(Saved entries)
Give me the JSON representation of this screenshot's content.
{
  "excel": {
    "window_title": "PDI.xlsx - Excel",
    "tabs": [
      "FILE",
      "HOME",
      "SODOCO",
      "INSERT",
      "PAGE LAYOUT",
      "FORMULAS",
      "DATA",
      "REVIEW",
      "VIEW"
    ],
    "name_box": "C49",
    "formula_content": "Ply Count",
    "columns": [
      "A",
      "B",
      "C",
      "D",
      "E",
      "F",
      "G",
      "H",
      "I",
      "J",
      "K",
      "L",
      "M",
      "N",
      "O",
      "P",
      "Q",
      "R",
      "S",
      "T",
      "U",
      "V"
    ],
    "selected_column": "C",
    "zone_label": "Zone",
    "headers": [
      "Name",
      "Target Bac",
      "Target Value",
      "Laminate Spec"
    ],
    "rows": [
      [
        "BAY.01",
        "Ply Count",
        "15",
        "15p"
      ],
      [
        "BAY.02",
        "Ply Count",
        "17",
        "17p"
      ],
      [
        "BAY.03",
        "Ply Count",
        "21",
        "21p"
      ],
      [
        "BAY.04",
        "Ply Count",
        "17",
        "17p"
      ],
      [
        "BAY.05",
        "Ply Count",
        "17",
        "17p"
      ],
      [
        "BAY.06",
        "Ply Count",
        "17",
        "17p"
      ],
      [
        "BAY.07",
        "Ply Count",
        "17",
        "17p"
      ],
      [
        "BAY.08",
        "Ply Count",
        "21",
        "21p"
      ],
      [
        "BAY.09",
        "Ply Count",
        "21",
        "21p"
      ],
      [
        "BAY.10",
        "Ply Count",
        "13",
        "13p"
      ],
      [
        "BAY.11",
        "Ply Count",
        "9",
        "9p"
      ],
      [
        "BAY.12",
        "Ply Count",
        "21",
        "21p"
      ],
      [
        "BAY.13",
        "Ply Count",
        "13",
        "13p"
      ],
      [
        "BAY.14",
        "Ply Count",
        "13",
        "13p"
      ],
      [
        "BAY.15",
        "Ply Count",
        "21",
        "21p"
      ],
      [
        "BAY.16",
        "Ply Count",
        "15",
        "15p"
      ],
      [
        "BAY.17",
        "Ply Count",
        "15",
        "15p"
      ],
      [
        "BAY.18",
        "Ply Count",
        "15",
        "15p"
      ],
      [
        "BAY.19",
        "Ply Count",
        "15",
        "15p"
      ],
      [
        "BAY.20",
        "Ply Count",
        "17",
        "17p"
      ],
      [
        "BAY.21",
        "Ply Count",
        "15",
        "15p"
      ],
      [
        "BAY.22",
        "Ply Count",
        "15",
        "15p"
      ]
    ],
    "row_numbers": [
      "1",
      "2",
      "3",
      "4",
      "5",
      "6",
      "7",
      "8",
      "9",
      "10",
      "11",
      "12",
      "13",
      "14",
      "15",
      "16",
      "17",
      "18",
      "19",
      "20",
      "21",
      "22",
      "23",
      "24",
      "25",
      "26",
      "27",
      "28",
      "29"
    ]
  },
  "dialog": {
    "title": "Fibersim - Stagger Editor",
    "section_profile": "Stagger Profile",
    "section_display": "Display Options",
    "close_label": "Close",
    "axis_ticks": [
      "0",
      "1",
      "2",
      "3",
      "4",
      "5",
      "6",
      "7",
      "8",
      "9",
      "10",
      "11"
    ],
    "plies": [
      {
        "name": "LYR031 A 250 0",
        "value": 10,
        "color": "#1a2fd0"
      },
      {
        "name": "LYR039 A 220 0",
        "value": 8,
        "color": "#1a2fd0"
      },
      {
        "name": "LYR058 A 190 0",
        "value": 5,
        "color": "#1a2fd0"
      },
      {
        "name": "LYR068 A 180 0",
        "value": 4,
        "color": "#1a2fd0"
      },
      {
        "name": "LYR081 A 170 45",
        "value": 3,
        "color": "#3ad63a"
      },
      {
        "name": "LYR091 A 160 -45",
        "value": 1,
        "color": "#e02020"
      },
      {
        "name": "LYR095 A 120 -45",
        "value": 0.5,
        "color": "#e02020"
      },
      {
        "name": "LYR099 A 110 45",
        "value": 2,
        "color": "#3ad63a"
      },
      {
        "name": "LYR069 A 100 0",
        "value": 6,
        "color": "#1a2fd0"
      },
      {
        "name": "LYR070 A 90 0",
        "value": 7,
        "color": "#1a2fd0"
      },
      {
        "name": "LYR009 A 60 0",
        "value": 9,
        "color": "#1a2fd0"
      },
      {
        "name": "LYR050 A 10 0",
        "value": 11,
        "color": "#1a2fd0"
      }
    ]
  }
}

• **Exercise**
Set all of the entries down again, exactly as they were given.

• **Solution**
Give me the JSON representation of this screenshot's content.
{
  "excel": {
    "window_title": "PDI.xlsx - Excel",
    "tabs": [
      "FILE",
      "HOME",
      "SODOCO",
      "INSERT",
      "PAGE LAYOUT",
      "FORMULAS",
      "DATA",
      "REVIEW",
      "VIEW"
    ],
    "name_box": "C49",
    "formula_content": "Ply Count",
    "columns": [
      "A",
      "B",
      "C",
      "D",
      "E",
      "F",
      "G",
      "H",
      "I",
      "J",
      "K",
      "L",
      "M",
      "N",
      "O",
      "P",
      "Q",
      "R",
      "S",
      "T",
      "U",
      "V"
    ],
    "selected_column": "C",
    "zone_label": "Zone",
    "headers": [
      "Name",
      "Target Bac",
      "Target Value",
      "Laminate Spec"
    ],
    "rows": [
      [
        "BAY.01",
        "Ply Count",
        "15",
        "15p"
      ],
      [
        "BAY.02",
        "Ply Count",
        "17",
        "17p"
      ],
      [
        "BAY.03",
        "Ply Count",
        "21",
        "21p"
      ],
      [
        "BAY.04",
        "Ply Count",
        "17",
        "17p"
      ],
      [
        "BAY.05",
        "Ply Count",
        "17",
        "17p"
      ],
      [
        "BAY.06",
        "Ply Count",
        "17",
        "17p"
      ],
      [
        "BAY.07",
        "Ply Count",
        "17",
        "17p"
      ],
      [
        "BAY.08",
        "Ply Count",
        "21",
        "21p"
      ],
      [
        "BAY.09",
        "Ply Count",
        "21",
        "21p"
      ],
      [
        "BAY.10",
        "Ply Count",
        "13",
        "13p"
      ],
      [
        "BAY.11",
        "Ply Count",
        "9",
        "9p"
      ],
      [
        "BAY.12",
        "Ply Count",
        "21",
        "21p"
      ],
      [
        "BAY.13",
        "Ply Count",
        "13",
        "13p"
      ],
      [
        "BAY.14",
        "Ply Count",
        "13",
        "13p"
      ],
      [
        "BAY.15",
        "Ply Count",
        "21",
        "21p"
      ],
      [
        "BAY.16",
        "Ply Count",
        "15",
        "15p"
      ],
      [
        "BAY.17",
        "Ply Count",
        "15",
        "15p"
      ],
      [
        "BAY.18",
        "Ply Count",
        "15",
        "15p"
      ],
      [
        "BAY.19",
        "Ply Count",
        "15",
        "15p"
      ],
      [
        "BAY.20",
        "Ply Count",
        "17",
        "17p"
      ],
      [
        "BAY.21",
        "Ply Count",
        "15",
        "15p"
      ],
      [
        "BAY.22",
        "Ply Count",
        "15",
        "15p"
      ]
    ],
    "row_numbers": [
      "1",
      "2",
      "3",
      "4",
      "5",
      "6",
      "7",
      "8",
      "9",
      "10",
      "11",
      "12",
      "13",
      "14",
      "15",
      "16",
      "17",
      "18",
      "19",
      "20",
      "21",
      "22",
      "23",
      "24",
      "25",
      "26",
      "27",
      "28",
      "29"
    ]
  },
  "dialog": {
    "title": "Fibersim - Stagger Editor",
    "section_profile": "Stagger Profile",
    "section_display": "Display Options",
    "close_label": "Close",
    "axis_ticks": [
      "0",
      "1",
      "2",
      "3",
      "4",
      "5",
      "6",
      "7",
      "8",
      "9",
      "10",
      "11"
    ],
    "plies": [
      {
        "name": "LYR031 A 250 0",
        "value": 10,
        "color": "#1a2fd0"
      },
      {
        "name": "LYR039 A 220 0",
        "value": 8,
        "color": "#1a2fd0"
      },
      {
        "name": "LYR058 A 190 0",
        "value": 5,
        "color": "#1a2fd0"
      },
      {
        "name": "LYR068 A 180 0",
        "value": 4,
        "color": "#1a2fd0"
      },
      {
        "name": "LYR081 A 170 45",
        "value": 3,
        "color": "#3ad63a"
      },
      {
        "name": "LYR091 A 160 -45",
        "value": 1,
        "color": "#e02020"
      },
      {
        "name": "LYR095 A 120 -45",
        "value": 0.5,
        "color": "#e02020"
      },
      {
        "name": "LYR099 A 110 45",
        "value": 2,
        "color": "#3ad63a"
      },
      {
        "name": "LYR069 A 100 0",
        "value": 6,
        "color": "#1a2fd0"
      },
      {
        "name": "LYR070 A 90 0",
        "value": 7,
        "color": "#1a2fd0"
      },
      {
        "name": "LYR009 A 60 0",
        "value": 9,
        "color": "#1a2fd0"
      },
      {
        "name": "LYR050 A 10 0",
        "value": 11,
        "color": "#1a2fd0"
      }
    ]
  }
}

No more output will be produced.